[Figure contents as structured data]
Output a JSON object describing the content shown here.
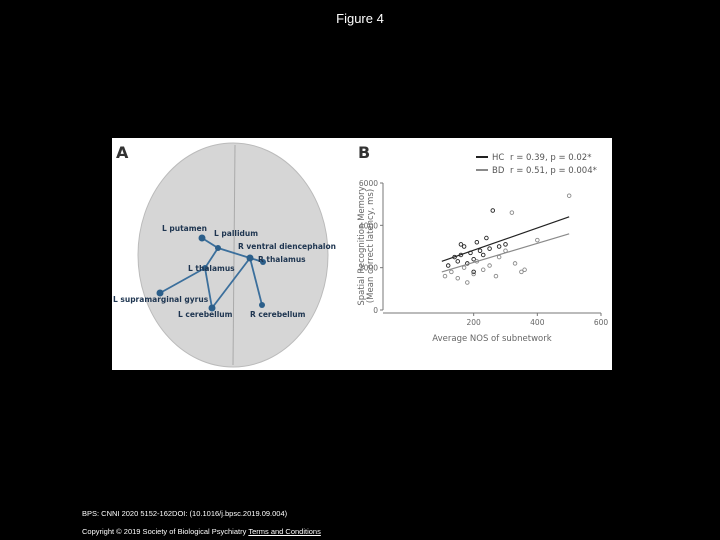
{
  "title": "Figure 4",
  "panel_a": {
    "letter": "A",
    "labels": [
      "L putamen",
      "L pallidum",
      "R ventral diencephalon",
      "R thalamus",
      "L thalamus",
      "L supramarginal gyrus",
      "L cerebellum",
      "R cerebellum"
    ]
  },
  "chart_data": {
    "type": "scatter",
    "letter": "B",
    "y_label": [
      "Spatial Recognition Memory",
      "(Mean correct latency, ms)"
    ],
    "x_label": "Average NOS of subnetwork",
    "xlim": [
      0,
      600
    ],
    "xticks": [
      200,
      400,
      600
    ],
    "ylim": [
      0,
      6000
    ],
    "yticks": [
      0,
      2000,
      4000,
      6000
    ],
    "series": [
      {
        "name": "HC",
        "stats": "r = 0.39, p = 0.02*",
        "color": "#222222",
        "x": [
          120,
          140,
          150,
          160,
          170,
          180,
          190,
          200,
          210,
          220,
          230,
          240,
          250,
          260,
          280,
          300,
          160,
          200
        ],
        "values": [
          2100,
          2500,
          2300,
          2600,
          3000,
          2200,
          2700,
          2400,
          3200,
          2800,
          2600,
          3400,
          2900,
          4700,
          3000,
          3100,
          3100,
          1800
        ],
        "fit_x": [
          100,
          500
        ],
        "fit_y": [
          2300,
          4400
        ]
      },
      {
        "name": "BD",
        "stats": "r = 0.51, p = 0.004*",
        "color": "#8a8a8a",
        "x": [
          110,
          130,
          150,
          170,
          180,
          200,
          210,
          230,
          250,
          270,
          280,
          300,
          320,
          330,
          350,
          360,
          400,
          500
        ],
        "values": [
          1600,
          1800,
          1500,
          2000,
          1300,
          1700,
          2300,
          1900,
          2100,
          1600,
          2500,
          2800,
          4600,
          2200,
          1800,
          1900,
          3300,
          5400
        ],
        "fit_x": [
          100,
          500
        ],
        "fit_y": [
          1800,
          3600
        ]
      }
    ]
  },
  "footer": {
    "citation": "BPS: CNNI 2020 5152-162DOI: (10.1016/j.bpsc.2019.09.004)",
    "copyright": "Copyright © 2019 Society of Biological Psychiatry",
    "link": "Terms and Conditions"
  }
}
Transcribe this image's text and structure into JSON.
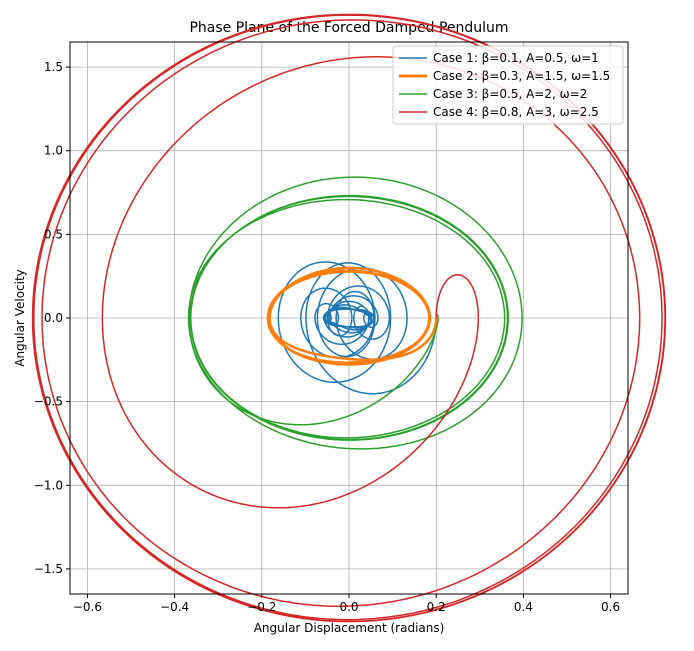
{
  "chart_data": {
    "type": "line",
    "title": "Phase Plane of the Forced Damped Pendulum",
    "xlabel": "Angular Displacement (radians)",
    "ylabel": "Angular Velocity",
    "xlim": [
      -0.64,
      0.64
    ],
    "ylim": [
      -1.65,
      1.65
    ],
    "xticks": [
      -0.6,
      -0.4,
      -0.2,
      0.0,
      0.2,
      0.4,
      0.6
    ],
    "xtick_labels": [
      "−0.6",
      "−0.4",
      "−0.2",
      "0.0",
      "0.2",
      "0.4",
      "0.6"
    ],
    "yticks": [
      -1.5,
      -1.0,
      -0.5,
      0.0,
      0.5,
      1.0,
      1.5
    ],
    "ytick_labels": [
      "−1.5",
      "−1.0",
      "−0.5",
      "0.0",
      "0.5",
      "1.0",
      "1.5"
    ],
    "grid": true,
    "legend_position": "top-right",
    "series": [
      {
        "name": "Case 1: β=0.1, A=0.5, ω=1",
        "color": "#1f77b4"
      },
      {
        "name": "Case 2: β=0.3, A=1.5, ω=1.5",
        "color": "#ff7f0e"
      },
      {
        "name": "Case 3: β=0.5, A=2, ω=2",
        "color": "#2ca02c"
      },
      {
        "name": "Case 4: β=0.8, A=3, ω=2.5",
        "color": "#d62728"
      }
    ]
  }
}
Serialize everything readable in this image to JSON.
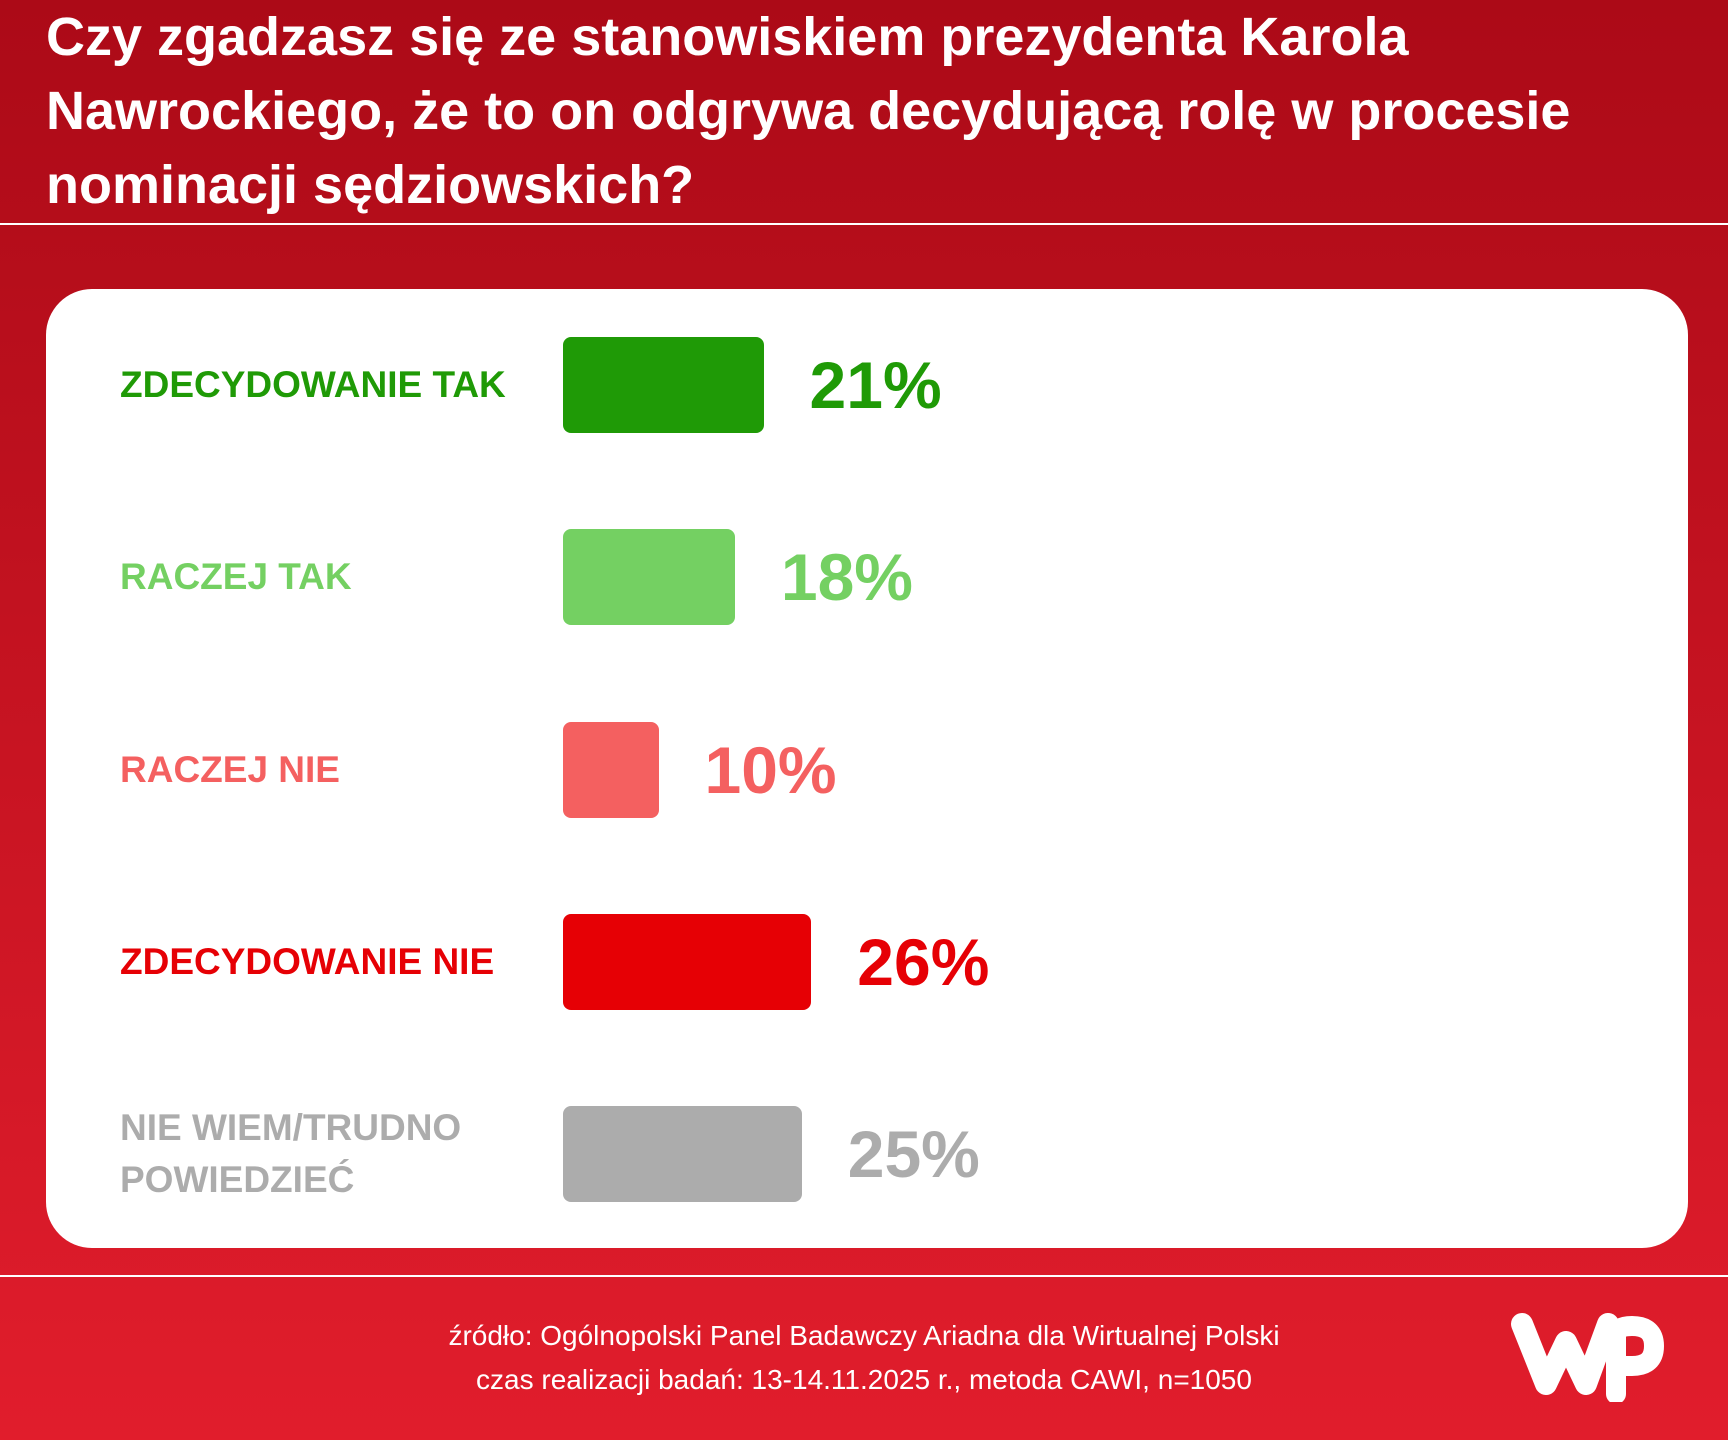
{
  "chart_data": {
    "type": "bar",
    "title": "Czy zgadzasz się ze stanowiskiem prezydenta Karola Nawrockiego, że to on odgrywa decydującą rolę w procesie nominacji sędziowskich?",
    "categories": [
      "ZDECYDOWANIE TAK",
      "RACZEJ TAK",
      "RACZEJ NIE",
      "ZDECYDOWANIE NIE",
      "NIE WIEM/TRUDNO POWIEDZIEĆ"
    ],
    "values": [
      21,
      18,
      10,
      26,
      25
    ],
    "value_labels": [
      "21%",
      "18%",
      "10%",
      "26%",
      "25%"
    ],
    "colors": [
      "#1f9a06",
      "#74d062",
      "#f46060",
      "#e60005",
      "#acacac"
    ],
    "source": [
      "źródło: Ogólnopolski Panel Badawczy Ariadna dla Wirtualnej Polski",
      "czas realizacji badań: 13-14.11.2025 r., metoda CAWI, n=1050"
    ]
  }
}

PROBLEM REQUIREMENTS: Beginning with the line containing "Transcribe this image's" and ending with the last line of the material, output each line exactly; do not include pictures.

FULL SOLUTION:
Transcribe this image's text and structure into JSON.
{
  "chart_data": {
    "type": "line",
    "title": "Phase Plane of the Forced Damped Pendulum",
    "xlabel": "Angular Displacement (radians)",
    "ylabel": "Angular Velocity",
    "xlim": [
      -0.64,
      0.64
    ],
    "ylim": [
      -1.65,
      1.65
    ],
    "xticks": [
      -0.6,
      -0.4,
      -0.2,
      0.0,
      0.2,
      0.4,
      0.6
    ],
    "xtick_labels": [
      "−0.6",
      "−0.4",
      "−0.2",
      "0.0",
      "0.2",
      "0.4",
      "0.6"
    ],
    "yticks": [
      -1.5,
      -1.0,
      -0.5,
      0.0,
      0.5,
      1.0,
      1.5
    ],
    "ytick_labels": [
      "−1.5",
      "−1.0",
      "−0.5",
      "0.0",
      "0.5",
      "1.0",
      "1.5"
    ],
    "grid": true,
    "legend_position": "top-right",
    "series": [
      {
        "name": "Case 1: β=0.1, A=0.5, ω=1",
        "color": "#1f77b4"
      },
      {
        "name": "Case 2: β=0.3, A=1.5, ω=1.5",
        "color": "#ff7f0e"
      },
      {
        "name": "Case 3: β=0.5, A=2, ω=2",
        "color": "#2ca02c"
      },
      {
        "name": "Case 4: β=0.8, A=3, ω=2.5",
        "color": "#d62728"
      }
    ]
  }
}
Serialize everything readable in this image to JSON.
{
  "chart_data": {
    "type": "bar",
    "title": "Czy zgadzasz się ze stanowiskiem prezydenta Karola Nawrockiego, że to on odgrywa decydującą rolę w procesie nominacji sędziowskich?",
    "categories": [
      "ZDECYDOWANIE TAK",
      "RACZEJ TAK",
      "RACZEJ NIE",
      "ZDECYDOWANIE NIE",
      "NIE WIEM/TRUDNO POWIEDZIEĆ"
    ],
    "values": [
      21,
      18,
      10,
      26,
      25
    ],
    "value_labels": [
      "21%",
      "18%",
      "10%",
      "26%",
      "25%"
    ],
    "colors": [
      "#1f9a06",
      "#74d062",
      "#f46060",
      "#e60005",
      "#acacac"
    ],
    "source": [
      "źródło: Ogólnopolski Panel Badawczy Ariadna dla Wirtualnej Polski",
      "czas realizacji badań: 13-14.11.2025 r., metoda CAWI, n=1050"
    ]
  }
}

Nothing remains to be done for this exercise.